EXERCISE DESCRIPTION: Copy out lines with the word "ylabel" from the material that follows.

__________________________________________________

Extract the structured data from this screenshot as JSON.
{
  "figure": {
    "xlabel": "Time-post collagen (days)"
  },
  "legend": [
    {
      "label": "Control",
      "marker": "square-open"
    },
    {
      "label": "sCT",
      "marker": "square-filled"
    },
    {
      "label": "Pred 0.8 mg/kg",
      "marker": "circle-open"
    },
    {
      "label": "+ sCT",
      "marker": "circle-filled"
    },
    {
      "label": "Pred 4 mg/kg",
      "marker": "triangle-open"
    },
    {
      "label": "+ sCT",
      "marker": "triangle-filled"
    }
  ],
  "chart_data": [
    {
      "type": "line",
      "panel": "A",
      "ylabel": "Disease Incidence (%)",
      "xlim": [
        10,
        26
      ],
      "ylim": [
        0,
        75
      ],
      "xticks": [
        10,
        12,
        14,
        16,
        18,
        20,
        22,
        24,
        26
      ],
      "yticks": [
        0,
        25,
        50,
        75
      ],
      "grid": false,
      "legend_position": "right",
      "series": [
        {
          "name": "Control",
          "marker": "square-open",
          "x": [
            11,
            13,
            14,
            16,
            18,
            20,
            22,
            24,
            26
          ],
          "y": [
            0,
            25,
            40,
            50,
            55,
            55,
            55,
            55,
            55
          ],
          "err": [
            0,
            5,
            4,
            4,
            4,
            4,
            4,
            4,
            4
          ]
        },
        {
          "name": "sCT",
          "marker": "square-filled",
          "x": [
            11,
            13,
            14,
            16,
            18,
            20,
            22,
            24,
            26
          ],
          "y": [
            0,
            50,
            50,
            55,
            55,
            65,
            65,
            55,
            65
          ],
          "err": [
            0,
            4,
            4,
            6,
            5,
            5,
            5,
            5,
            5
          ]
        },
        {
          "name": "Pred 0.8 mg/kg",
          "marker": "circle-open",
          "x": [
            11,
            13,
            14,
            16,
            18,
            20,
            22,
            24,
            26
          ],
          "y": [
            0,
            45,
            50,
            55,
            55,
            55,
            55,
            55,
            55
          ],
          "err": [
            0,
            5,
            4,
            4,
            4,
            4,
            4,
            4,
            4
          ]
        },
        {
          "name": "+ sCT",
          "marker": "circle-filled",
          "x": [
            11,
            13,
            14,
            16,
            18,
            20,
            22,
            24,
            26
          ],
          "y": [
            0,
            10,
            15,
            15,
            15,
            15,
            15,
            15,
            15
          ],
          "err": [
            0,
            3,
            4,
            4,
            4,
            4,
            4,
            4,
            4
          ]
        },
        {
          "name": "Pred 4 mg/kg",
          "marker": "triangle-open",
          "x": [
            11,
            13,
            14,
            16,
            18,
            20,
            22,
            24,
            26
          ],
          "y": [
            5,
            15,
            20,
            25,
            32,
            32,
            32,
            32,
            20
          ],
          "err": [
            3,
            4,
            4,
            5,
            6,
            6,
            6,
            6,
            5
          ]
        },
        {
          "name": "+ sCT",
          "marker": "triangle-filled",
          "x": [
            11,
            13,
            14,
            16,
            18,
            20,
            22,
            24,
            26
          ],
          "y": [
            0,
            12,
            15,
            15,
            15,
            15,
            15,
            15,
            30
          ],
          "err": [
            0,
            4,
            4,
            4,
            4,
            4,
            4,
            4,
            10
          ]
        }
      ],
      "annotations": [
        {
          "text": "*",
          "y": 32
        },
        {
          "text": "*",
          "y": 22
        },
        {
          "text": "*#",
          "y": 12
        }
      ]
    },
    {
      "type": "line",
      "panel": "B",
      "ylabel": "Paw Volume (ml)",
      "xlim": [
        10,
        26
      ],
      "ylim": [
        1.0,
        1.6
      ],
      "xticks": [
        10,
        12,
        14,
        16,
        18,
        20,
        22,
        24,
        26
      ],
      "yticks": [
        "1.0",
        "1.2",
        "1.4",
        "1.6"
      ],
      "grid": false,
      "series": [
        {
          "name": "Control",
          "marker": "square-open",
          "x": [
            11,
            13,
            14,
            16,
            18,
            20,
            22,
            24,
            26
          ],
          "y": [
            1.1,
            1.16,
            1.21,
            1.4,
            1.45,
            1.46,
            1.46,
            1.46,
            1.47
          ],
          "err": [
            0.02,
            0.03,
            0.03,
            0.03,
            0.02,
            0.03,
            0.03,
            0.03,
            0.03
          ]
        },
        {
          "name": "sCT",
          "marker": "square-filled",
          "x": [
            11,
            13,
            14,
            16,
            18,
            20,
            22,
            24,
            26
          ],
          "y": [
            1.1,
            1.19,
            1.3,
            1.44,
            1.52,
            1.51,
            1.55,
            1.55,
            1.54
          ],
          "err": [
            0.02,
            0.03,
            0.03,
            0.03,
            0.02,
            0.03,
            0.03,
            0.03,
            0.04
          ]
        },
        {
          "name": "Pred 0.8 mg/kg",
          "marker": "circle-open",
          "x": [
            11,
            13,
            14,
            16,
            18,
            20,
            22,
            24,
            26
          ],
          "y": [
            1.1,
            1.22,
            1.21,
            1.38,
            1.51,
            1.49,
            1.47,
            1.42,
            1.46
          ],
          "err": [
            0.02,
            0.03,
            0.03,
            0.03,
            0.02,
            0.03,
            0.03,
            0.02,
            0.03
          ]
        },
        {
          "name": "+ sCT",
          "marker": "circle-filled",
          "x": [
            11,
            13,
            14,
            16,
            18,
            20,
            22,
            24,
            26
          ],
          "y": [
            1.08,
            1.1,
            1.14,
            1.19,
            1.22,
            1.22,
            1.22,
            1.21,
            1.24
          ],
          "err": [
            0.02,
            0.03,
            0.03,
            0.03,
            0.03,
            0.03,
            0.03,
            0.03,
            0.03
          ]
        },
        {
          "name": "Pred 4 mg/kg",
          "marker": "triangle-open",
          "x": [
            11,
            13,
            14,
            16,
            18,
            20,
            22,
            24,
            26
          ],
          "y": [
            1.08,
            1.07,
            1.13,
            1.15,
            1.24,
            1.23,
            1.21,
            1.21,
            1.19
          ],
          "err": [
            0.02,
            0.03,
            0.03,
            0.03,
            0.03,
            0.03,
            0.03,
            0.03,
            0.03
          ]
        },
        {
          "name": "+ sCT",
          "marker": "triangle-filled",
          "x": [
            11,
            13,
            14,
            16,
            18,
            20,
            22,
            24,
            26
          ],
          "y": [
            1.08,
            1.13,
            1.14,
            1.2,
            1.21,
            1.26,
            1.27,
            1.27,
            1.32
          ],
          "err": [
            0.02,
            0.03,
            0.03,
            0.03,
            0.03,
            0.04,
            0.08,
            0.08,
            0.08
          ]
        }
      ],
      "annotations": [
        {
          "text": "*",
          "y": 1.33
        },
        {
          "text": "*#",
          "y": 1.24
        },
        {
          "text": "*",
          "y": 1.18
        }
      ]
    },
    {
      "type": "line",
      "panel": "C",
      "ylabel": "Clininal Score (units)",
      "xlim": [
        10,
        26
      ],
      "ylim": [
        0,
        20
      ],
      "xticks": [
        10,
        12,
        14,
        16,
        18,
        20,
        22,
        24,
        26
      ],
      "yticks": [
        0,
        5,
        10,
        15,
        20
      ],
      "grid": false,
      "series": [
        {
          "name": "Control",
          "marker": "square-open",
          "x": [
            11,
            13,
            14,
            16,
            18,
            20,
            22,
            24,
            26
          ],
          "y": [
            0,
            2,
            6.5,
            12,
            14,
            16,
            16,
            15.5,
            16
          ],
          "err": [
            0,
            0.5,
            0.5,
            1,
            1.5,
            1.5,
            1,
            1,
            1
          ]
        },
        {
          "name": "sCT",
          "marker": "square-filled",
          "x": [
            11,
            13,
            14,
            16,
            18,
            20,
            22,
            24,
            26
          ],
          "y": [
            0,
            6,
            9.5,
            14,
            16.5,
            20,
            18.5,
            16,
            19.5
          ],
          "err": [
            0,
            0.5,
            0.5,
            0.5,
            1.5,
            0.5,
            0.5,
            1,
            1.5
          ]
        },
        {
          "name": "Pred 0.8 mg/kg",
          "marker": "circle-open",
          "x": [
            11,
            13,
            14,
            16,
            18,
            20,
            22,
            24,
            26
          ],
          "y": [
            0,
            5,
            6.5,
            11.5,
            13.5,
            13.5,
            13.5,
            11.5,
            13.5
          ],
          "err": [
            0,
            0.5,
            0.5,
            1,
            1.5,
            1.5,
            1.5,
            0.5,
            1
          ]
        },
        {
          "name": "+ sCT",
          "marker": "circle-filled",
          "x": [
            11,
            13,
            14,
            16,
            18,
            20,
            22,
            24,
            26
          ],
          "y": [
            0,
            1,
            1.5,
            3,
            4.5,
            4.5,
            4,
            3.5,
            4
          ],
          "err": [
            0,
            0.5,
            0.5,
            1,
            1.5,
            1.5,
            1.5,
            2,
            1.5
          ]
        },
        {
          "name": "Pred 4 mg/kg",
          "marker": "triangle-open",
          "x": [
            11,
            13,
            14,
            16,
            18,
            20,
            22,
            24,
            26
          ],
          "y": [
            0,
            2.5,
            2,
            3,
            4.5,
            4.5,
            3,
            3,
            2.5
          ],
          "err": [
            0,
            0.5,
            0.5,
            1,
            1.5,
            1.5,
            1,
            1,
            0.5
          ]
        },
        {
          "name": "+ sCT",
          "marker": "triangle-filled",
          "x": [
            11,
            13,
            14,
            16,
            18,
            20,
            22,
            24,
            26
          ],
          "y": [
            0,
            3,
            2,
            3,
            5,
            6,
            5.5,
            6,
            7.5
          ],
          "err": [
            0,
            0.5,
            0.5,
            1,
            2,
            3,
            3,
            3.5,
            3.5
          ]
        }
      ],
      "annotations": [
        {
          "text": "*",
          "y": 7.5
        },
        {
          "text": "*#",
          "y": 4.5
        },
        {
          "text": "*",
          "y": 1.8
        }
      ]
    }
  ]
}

__________________________________________________

RIGHT ANSWER:
      "ylabel": "Disease Incidence (%)",
      "ylabel": "Paw Volume (ml)",
      "ylabel": "Clininal Score (units)",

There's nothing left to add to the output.